Directions for this task ▸
Transcribe each line of the material as it is, and drop any picture.

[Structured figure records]

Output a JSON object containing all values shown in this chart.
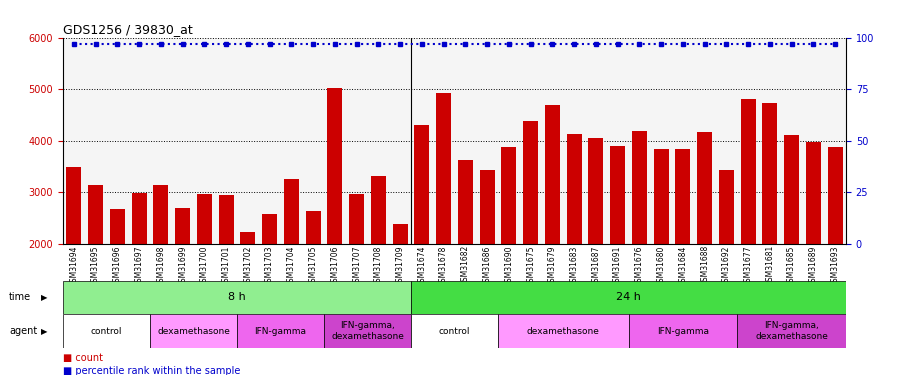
{
  "title": "GDS1256 / 39830_at",
  "samples": [
    "GSM31694",
    "GSM31695",
    "GSM31696",
    "GSM31697",
    "GSM31698",
    "GSM31699",
    "GSM31700",
    "GSM31701",
    "GSM31702",
    "GSM31703",
    "GSM31704",
    "GSM31705",
    "GSM31706",
    "GSM31707",
    "GSM31708",
    "GSM31709",
    "GSM31674",
    "GSM31678",
    "GSM31682",
    "GSM31686",
    "GSM31690",
    "GSM31675",
    "GSM31679",
    "GSM31683",
    "GSM31687",
    "GSM31691",
    "GSM31676",
    "GSM31680",
    "GSM31684",
    "GSM31688",
    "GSM31692",
    "GSM31677",
    "GSM31681",
    "GSM31685",
    "GSM31689",
    "GSM31693"
  ],
  "values": [
    3480,
    3130,
    2670,
    2980,
    3130,
    2700,
    2960,
    2950,
    2220,
    2580,
    3260,
    2640,
    5020,
    2970,
    3310,
    2380,
    4310,
    4920,
    3630,
    3430,
    3870,
    4390,
    4700,
    4130,
    4060,
    3890,
    4180,
    3830,
    3840,
    4160,
    3430,
    4810,
    4720,
    4110,
    3980,
    3870
  ],
  "percentile_values": [
    97,
    97,
    97,
    97,
    97,
    97,
    97,
    97,
    97,
    97,
    97,
    97,
    97,
    97,
    97,
    97,
    97,
    97,
    97,
    97,
    97,
    97,
    97,
    97,
    97,
    97,
    97,
    97,
    97,
    97,
    97,
    97,
    97,
    97,
    97,
    97
  ],
  "bar_color": "#cc0000",
  "percentile_color": "#0000cc",
  "ylim_left": [
    2000,
    6000
  ],
  "ylim_right": [
    0,
    100
  ],
  "yticks_left": [
    2000,
    3000,
    4000,
    5000,
    6000
  ],
  "yticks_right": [
    0,
    25,
    50,
    75,
    100
  ],
  "bg_color": "#ffffff",
  "plot_bg": "#f0f0f0",
  "time_8h_color": "#90ee90",
  "time_24h_color": "#00cc44",
  "agent_colors": {
    "control": "#ffffff",
    "dexamethasone": "#ff99ff",
    "IFN-gamma": "#ff66ff",
    "IFN-gamma, dexamethasone": "#cc44cc"
  },
  "time_groups": [
    {
      "label": "8 h",
      "start": 0,
      "end": 16
    },
    {
      "label": "24 h",
      "start": 16,
      "end": 36
    }
  ],
  "agent_groups": [
    {
      "label": "control",
      "start": 0,
      "end": 4,
      "color": "#ffffff"
    },
    {
      "label": "dexamethasone",
      "start": 4,
      "end": 8,
      "color": "#ff99ff"
    },
    {
      "label": "IFN-gamma",
      "start": 8,
      "end": 12,
      "color": "#ee66ee"
    },
    {
      "label": "IFN-gamma,\ndexamethasone",
      "start": 12,
      "end": 16,
      "color": "#cc44cc"
    },
    {
      "label": "control",
      "start": 16,
      "end": 20,
      "color": "#ffffff"
    },
    {
      "label": "dexamethasone",
      "start": 20,
      "end": 26,
      "color": "#ff99ff"
    },
    {
      "label": "IFN-gamma",
      "start": 26,
      "end": 31,
      "color": "#ee66ee"
    },
    {
      "label": "IFN-gamma,\ndexamethasone",
      "start": 31,
      "end": 36,
      "color": "#cc44cc"
    }
  ]
}
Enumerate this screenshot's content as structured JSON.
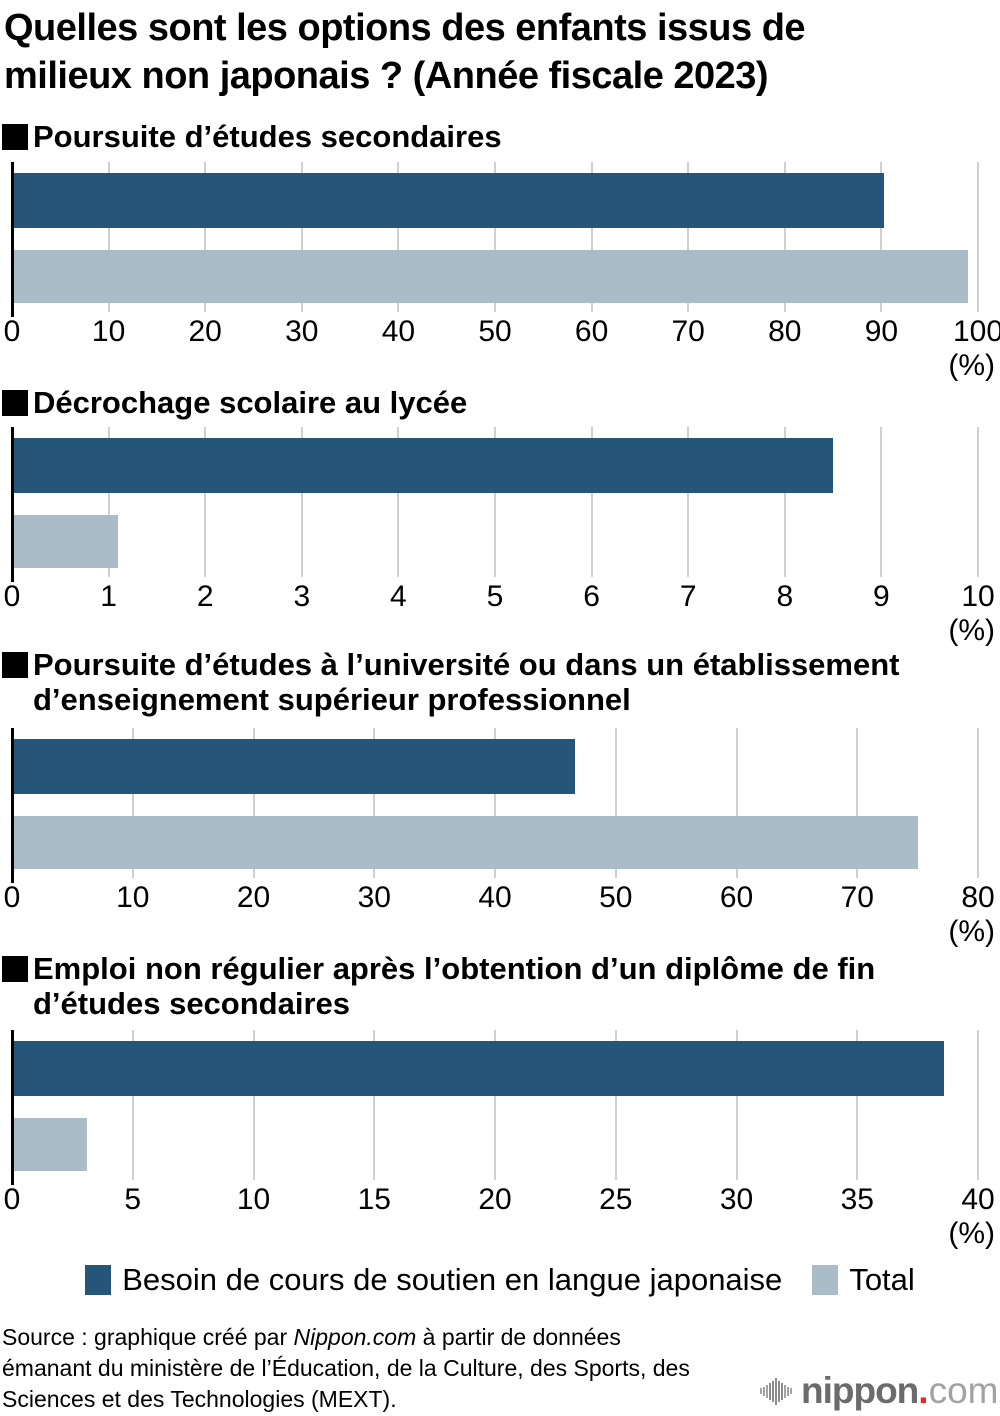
{
  "title": "Quelles sont les options des enfants issus de milieux non japonais ? (Année fiscale 2023)",
  "title_lines": [
    "Quelles sont les options des enfants issus de",
    "milieux non japonais ? (Année fiscale 2023)"
  ],
  "colors": {
    "dark_series": "#25567a",
    "light_series": "#a9bcc8",
    "gridline": "#cfcfcf",
    "axis": "#000000",
    "logo_gray": "#6b6b6b",
    "logo_light_gray": "#a2a2a2",
    "logo_red": "#e8281e"
  },
  "icons": {
    "heading_marker": "■ black filled square",
    "legend_swatch": "filled color square",
    "logo_wave": "sound-wave vertical bars"
  },
  "legend": {
    "besoin_label": "Besoin de cours de soutien en langue japonaise",
    "total_label": "Total"
  },
  "chart_data": [
    {
      "type": "bar",
      "orientation": "horizontal",
      "title": "Poursuite d’études secondaires",
      "title_lines": [
        "Poursuite d’études secondaires"
      ],
      "series": [
        {
          "name": "Besoin de cours de soutien en langue japonaise",
          "value": 90.3
        },
        {
          "name": "Total",
          "value": 99.0
        }
      ],
      "xlim": [
        0,
        100
      ],
      "ticks": [
        0,
        10,
        20,
        30,
        40,
        50,
        60,
        70,
        80,
        90,
        100
      ],
      "unit": "(%)",
      "grid": true
    },
    {
      "type": "bar",
      "orientation": "horizontal",
      "title": "Décrochage scolaire au lycée",
      "title_lines": [
        "Décrochage scolaire au lycée"
      ],
      "series": [
        {
          "name": "Besoin de cours de soutien en langue japonaise",
          "value": 8.5
        },
        {
          "name": "Total",
          "value": 1.1
        }
      ],
      "xlim": [
        0,
        10
      ],
      "ticks": [
        0,
        1,
        2,
        3,
        4,
        5,
        6,
        7,
        8,
        9,
        10
      ],
      "unit": "(%)",
      "grid": true
    },
    {
      "type": "bar",
      "orientation": "horizontal",
      "title": "Poursuite d’études à l’université ou dans un établissement d’enseignement supérieur professionnel",
      "title_lines": [
        "Poursuite d’études à l’université ou dans un établissement",
        "d’enseignement supérieur professionnel"
      ],
      "series": [
        {
          "name": "Besoin de cours de soutien en langue japonaise",
          "value": 46.6
        },
        {
          "name": "Total",
          "value": 75.0
        }
      ],
      "xlim": [
        0,
        80
      ],
      "ticks": [
        0,
        10,
        20,
        30,
        40,
        50,
        60,
        70,
        80
      ],
      "unit": "(%)",
      "grid": true
    },
    {
      "type": "bar",
      "orientation": "horizontal",
      "title": "Emploi non régulier après l’obtention d’un diplôme de fin d’études secondaires",
      "title_lines": [
        "Emploi non régulier après l’obtention d’un diplôme de fin",
        "d’études secondaires"
      ],
      "series": [
        {
          "name": "Besoin de cours de soutien en langue japonaise",
          "value": 38.6
        },
        {
          "name": "Total",
          "value": 3.1
        }
      ],
      "xlim": [
        0,
        40
      ],
      "ticks": [
        0,
        5,
        10,
        15,
        20,
        25,
        30,
        35,
        40
      ],
      "unit": "(%)",
      "grid": true
    }
  ],
  "source": {
    "line1_pre": "Source : graphique créé par ",
    "line1_italic": "Nippon.com",
    "line1_post": " à partir de données",
    "line2": "émanant du ministère de l’Éducation, de la Culture, des Sports, des",
    "line3": "Sciences et des Technologies (MEXT)."
  },
  "logo": {
    "icon": "sound-wave-icon",
    "name": "nippon",
    "dot": ".",
    "tld": "com"
  }
}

Complete response ▸
Output a JSON object containing all values shown in this chart.
{
  "title": "GDS1256 / 39830_at",
  "samples": [
    "GSM31694",
    "GSM31695",
    "GSM31696",
    "GSM31697",
    "GSM31698",
    "GSM31699",
    "GSM31700",
    "GSM31701",
    "GSM31702",
    "GSM31703",
    "GSM31704",
    "GSM31705",
    "GSM31706",
    "GSM31707",
    "GSM31708",
    "GSM31709",
    "GSM31674",
    "GSM31678",
    "GSM31682",
    "GSM31686",
    "GSM31690",
    "GSM31675",
    "GSM31679",
    "GSM31683",
    "GSM31687",
    "GSM31691",
    "GSM31676",
    "GSM31680",
    "GSM31684",
    "GSM31688",
    "GSM31692",
    "GSM31677",
    "GSM31681",
    "GSM31685",
    "GSM31689",
    "GSM31693"
  ],
  "values": [
    3480,
    3130,
    2670,
    2980,
    3130,
    2700,
    2960,
    2950,
    2220,
    2580,
    3260,
    2640,
    5020,
    2970,
    3310,
    2380,
    4310,
    4920,
    3630,
    3430,
    3870,
    4390,
    4700,
    4130,
    4060,
    3890,
    4180,
    3830,
    3840,
    4160,
    3430,
    4810,
    4720,
    4110,
    3980,
    3870
  ],
  "percentile_values": [
    97,
    97,
    97,
    97,
    97,
    97,
    97,
    97,
    97,
    97,
    97,
    97,
    97,
    97,
    97,
    97,
    97,
    97,
    97,
    97,
    97,
    97,
    97,
    97,
    97,
    97,
    97,
    97,
    97,
    97,
    97,
    97,
    97,
    97,
    97,
    97
  ],
  "bar_color": "#cc0000",
  "percentile_color": "#0000cc",
  "ylim_left": [
    2000,
    6000
  ],
  "ylim_right": [
    0,
    100
  ],
  "yticks_left": [
    2000,
    3000,
    4000,
    5000,
    6000
  ],
  "yticks_right": [
    0,
    25,
    50,
    75,
    100
  ],
  "bg_color": "#ffffff",
  "plot_bg": "#f0f0f0",
  "time_8h_color": "#90ee90",
  "time_24h_color": "#00cc44",
  "agent_colors": {
    "control": "#ffffff",
    "dexamethasone": "#ff99ff",
    "IFN-gamma": "#ff66ff",
    "IFN-gamma, dexamethasone": "#cc44cc"
  },
  "time_groups": [
    {
      "label": "8 h",
      "start": 0,
      "end": 16
    },
    {
      "label": "24 h",
      "start": 16,
      "end": 36
    }
  ],
  "agent_groups": [
    {
      "label": "control",
      "start": 0,
      "end": 4,
      "color": "#ffffff"
    },
    {
      "label": "dexamethasone",
      "start": 4,
      "end": 8,
      "color": "#ff99ff"
    },
    {
      "label": "IFN-gamma",
      "start": 8,
      "end": 12,
      "color": "#ee66ee"
    },
    {
      "label": "IFN-gamma,\ndexamethasone",
      "start": 12,
      "end": 16,
      "color": "#cc44cc"
    },
    {
      "label": "control",
      "start": 16,
      "end": 20,
      "color": "#ffffff"
    },
    {
      "label": "dexamethasone",
      "start": 20,
      "end": 26,
      "color": "#ff99ff"
    },
    {
      "label": "IFN-gamma",
      "start": 26,
      "end": 31,
      "color": "#ee66ee"
    },
    {
      "label": "IFN-gamma,\ndexamethasone",
      "start": 31,
      "end": 36,
      "color": "#cc44cc"
    }
  ]
}
Enumerate this screenshot's content as structured JSON.
{
  "title": "Quelles sont les options des enfants issus de milieux non japonais ? (Année fiscale 2023)",
  "title_lines": [
    "Quelles sont les options des enfants issus de",
    "milieux non japonais ? (Année fiscale 2023)"
  ],
  "colors": {
    "dark_series": "#25567a",
    "light_series": "#a9bcc8",
    "gridline": "#cfcfcf",
    "axis": "#000000",
    "logo_gray": "#6b6b6b",
    "logo_light_gray": "#a2a2a2",
    "logo_red": "#e8281e"
  },
  "icons": {
    "heading_marker": "■ black filled square",
    "legend_swatch": "filled color square",
    "logo_wave": "sound-wave vertical bars"
  },
  "legend": {
    "besoin_label": "Besoin de cours de soutien en langue japonaise",
    "total_label": "Total"
  },
  "chart_data": [
    {
      "type": "bar",
      "orientation": "horizontal",
      "title": "Poursuite d’études secondaires",
      "title_lines": [
        "Poursuite d’études secondaires"
      ],
      "series": [
        {
          "name": "Besoin de cours de soutien en langue japonaise",
          "value": 90.3
        },
        {
          "name": "Total",
          "value": 99.0
        }
      ],
      "xlim": [
        0,
        100
      ],
      "ticks": [
        0,
        10,
        20,
        30,
        40,
        50,
        60,
        70,
        80,
        90,
        100
      ],
      "unit": "(%)",
      "grid": true
    },
    {
      "type": "bar",
      "orientation": "horizontal",
      "title": "Décrochage scolaire au lycée",
      "title_lines": [
        "Décrochage scolaire au lycée"
      ],
      "series": [
        {
          "name": "Besoin de cours de soutien en langue japonaise",
          "value": 8.5
        },
        {
          "name": "Total",
          "value": 1.1
        }
      ],
      "xlim": [
        0,
        10
      ],
      "ticks": [
        0,
        1,
        2,
        3,
        4,
        5,
        6,
        7,
        8,
        9,
        10
      ],
      "unit": "(%)",
      "grid": true
    },
    {
      "type": "bar",
      "orientation": "horizontal",
      "title": "Poursuite d’études à l’université ou dans un établissement d’enseignement supérieur professionnel",
      "title_lines": [
        "Poursuite d’études à l’université ou dans un établissement",
        "d’enseignement supérieur professionnel"
      ],
      "series": [
        {
          "name": "Besoin de cours de soutien en langue japonaise",
          "value": 46.6
        },
        {
          "name": "Total",
          "value": 75.0
        }
      ],
      "xlim": [
        0,
        80
      ],
      "ticks": [
        0,
        10,
        20,
        30,
        40,
        50,
        60,
        70,
        80
      ],
      "unit": "(%)",
      "grid": true
    },
    {
      "type": "bar",
      "orientation": "horizontal",
      "title": "Emploi non régulier après l’obtention d’un diplôme de fin d’études secondaires",
      "title_lines": [
        "Emploi non régulier après l’obtention d’un diplôme de fin",
        "d’études secondaires"
      ],
      "series": [
        {
          "name": "Besoin de cours de soutien en langue japonaise",
          "value": 38.6
        },
        {
          "name": "Total",
          "value": 3.1
        }
      ],
      "xlim": [
        0,
        40
      ],
      "ticks": [
        0,
        5,
        10,
        15,
        20,
        25,
        30,
        35,
        40
      ],
      "unit": "(%)",
      "grid": true
    }
  ],
  "source": {
    "line1_pre": "Source : graphique créé par ",
    "line1_italic": "Nippon.com",
    "line1_post": " à partir de données",
    "line2": "émanant du ministère de l’Éducation, de la Culture, des Sports, des",
    "line3": "Sciences et des Technologies (MEXT)."
  },
  "logo": {
    "icon": "sound-wave-icon",
    "name": "nippon",
    "dot": ".",
    "tld": "com"
  }
}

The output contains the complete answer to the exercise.